> The task
Go through the listing and copy each line with the string "Square".
## BEGIN Raw data
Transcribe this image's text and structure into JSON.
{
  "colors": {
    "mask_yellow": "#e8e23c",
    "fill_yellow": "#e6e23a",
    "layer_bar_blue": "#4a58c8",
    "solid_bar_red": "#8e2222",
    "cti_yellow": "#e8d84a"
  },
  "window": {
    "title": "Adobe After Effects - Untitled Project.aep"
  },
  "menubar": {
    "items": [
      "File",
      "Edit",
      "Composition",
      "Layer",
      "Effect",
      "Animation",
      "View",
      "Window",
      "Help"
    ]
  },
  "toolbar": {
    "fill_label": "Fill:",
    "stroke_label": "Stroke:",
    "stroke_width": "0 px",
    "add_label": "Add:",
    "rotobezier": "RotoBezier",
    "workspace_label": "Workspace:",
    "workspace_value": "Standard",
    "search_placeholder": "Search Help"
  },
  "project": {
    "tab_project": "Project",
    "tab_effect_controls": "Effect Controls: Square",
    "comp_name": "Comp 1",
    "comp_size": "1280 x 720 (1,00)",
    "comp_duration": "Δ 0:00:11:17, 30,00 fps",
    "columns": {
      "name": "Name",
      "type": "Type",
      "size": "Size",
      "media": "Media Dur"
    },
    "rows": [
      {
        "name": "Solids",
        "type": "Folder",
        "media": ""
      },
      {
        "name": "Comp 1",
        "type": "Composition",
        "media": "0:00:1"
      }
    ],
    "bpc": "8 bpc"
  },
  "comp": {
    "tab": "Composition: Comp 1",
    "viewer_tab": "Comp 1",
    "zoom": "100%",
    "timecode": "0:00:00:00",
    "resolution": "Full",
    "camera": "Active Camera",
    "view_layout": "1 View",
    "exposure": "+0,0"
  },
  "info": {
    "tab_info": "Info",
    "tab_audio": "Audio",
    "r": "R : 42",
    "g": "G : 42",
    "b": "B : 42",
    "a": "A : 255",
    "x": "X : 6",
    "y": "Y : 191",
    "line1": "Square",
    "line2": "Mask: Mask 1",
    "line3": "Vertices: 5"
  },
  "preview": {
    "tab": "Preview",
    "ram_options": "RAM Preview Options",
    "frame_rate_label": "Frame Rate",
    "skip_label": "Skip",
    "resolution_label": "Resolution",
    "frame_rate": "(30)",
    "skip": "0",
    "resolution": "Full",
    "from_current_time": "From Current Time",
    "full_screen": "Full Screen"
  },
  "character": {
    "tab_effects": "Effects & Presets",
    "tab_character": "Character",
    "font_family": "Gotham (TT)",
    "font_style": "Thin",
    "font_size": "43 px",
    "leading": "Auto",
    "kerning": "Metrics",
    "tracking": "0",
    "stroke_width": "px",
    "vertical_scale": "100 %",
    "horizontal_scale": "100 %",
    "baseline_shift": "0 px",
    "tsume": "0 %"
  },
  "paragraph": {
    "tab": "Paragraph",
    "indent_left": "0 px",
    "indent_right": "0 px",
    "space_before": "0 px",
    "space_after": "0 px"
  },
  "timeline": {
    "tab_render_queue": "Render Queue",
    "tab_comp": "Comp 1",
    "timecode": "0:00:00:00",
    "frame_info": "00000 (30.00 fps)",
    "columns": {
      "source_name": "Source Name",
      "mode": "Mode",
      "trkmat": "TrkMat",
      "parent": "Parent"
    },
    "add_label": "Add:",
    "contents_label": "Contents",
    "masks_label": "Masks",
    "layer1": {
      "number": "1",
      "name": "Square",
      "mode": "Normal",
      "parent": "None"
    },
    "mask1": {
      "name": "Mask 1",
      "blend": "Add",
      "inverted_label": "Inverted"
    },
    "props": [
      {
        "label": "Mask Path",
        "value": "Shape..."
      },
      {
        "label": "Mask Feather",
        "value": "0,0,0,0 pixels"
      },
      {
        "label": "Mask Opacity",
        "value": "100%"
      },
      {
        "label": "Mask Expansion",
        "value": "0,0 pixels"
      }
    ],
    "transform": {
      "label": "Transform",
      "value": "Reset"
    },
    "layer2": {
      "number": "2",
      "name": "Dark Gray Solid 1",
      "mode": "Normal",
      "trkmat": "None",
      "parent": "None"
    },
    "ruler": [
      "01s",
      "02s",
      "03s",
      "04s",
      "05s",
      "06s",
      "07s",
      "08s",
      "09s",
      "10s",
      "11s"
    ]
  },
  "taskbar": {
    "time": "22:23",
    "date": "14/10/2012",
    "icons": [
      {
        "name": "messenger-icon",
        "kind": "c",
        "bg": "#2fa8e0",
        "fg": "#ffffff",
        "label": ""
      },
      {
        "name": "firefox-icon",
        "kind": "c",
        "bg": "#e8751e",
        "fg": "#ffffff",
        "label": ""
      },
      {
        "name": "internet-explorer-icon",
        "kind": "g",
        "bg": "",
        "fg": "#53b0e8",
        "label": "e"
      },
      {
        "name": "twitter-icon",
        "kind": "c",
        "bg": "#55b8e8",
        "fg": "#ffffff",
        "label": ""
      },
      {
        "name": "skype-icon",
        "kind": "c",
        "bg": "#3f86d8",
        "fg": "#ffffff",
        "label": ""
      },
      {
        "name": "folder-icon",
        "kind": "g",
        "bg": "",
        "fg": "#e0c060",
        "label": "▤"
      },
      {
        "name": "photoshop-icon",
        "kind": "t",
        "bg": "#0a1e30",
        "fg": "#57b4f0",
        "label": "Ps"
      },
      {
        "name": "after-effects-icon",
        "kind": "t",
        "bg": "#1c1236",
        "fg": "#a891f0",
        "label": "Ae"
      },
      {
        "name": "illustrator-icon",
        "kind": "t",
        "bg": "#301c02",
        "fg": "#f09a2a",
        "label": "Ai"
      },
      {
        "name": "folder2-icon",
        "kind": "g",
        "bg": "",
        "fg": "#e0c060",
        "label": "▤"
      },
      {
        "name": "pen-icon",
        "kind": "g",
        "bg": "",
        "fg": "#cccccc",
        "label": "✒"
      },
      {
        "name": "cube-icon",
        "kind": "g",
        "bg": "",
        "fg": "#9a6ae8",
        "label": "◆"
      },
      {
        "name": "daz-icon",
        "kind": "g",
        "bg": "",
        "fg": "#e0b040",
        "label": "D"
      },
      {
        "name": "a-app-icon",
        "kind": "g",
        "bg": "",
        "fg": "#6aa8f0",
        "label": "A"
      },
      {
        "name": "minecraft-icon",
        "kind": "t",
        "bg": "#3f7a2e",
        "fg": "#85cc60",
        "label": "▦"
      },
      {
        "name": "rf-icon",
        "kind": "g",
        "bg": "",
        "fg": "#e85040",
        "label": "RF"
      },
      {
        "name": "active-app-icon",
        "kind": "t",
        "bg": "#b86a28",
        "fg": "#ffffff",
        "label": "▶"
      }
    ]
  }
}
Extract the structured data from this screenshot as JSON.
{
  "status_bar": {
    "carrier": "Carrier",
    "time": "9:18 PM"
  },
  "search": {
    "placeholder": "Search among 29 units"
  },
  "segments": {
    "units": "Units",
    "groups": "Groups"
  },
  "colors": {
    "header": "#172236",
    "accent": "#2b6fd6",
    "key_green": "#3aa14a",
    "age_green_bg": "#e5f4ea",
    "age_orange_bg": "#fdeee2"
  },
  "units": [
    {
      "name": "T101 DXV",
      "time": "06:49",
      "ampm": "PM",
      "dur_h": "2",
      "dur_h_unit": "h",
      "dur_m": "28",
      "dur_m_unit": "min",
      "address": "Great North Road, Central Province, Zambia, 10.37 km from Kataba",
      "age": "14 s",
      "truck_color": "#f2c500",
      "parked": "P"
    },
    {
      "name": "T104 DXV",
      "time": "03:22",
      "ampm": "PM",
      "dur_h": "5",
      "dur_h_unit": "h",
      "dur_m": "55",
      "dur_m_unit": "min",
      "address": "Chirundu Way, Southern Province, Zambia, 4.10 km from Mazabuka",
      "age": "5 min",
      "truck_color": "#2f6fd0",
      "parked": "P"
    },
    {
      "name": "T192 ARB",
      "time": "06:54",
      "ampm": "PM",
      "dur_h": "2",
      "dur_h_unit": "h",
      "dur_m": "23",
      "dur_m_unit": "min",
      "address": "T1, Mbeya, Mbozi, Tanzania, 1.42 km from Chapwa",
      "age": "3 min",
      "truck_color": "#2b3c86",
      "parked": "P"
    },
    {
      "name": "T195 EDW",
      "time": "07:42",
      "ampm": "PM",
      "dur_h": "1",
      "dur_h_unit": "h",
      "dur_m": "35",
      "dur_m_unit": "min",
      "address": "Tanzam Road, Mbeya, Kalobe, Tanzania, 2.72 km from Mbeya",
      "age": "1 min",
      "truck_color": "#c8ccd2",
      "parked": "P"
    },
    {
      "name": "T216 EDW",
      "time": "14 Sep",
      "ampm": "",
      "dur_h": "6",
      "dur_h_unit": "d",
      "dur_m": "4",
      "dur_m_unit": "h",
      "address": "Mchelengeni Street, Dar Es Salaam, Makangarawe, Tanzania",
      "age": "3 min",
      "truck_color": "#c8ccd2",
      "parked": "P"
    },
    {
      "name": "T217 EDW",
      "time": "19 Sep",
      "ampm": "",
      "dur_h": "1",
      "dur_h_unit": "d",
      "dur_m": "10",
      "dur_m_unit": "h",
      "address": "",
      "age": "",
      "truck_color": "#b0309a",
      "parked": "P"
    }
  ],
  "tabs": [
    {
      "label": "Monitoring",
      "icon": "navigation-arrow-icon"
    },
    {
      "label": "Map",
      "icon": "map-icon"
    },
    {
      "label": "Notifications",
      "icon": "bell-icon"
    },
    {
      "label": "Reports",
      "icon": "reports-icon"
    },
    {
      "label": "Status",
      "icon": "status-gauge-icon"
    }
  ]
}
## END Raw data
> Worked solution
    "tab_effect_controls": "Effect Controls: Square",
    "line1": "Square",
      "name": "Square",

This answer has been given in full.